■ What the task asks
Find the line that contains "Transcribe this image's" and print it and every line after it, exactly, please.

■ The input
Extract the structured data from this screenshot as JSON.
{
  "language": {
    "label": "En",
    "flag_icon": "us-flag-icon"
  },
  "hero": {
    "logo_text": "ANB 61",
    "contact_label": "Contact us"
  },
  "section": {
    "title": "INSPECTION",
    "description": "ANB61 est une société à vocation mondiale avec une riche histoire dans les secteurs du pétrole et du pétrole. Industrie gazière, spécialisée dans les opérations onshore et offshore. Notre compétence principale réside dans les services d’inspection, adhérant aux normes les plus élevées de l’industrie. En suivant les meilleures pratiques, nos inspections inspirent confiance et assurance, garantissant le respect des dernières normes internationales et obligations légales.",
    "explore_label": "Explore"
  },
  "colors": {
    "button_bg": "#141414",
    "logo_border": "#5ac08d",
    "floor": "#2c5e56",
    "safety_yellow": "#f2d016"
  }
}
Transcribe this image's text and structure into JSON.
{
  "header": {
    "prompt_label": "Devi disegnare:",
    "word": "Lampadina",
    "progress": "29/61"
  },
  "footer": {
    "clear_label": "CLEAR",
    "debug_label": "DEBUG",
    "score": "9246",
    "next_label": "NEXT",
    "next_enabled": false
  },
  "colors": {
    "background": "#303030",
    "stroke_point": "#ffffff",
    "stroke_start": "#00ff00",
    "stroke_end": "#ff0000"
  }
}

■ Task solution
Transcribe this image's text and structure into JSON.
{
  "header": {
    "prompt_label": "Devi disegnare:",
    "word": "Lampadina",
    "progress": "29/61"
  },
  "footer": {
    "clear_label": "CLEAR",
    "debug_label": "DEBUG",
    "score": "9246",
    "next_label": "NEXT",
    "next_enabled": false
  },
  "colors": {
    "background": "#303030",
    "stroke_point": "#ffffff",
    "stroke_start": "#00ff00",
    "stroke_end": "#ff0000"
  }
}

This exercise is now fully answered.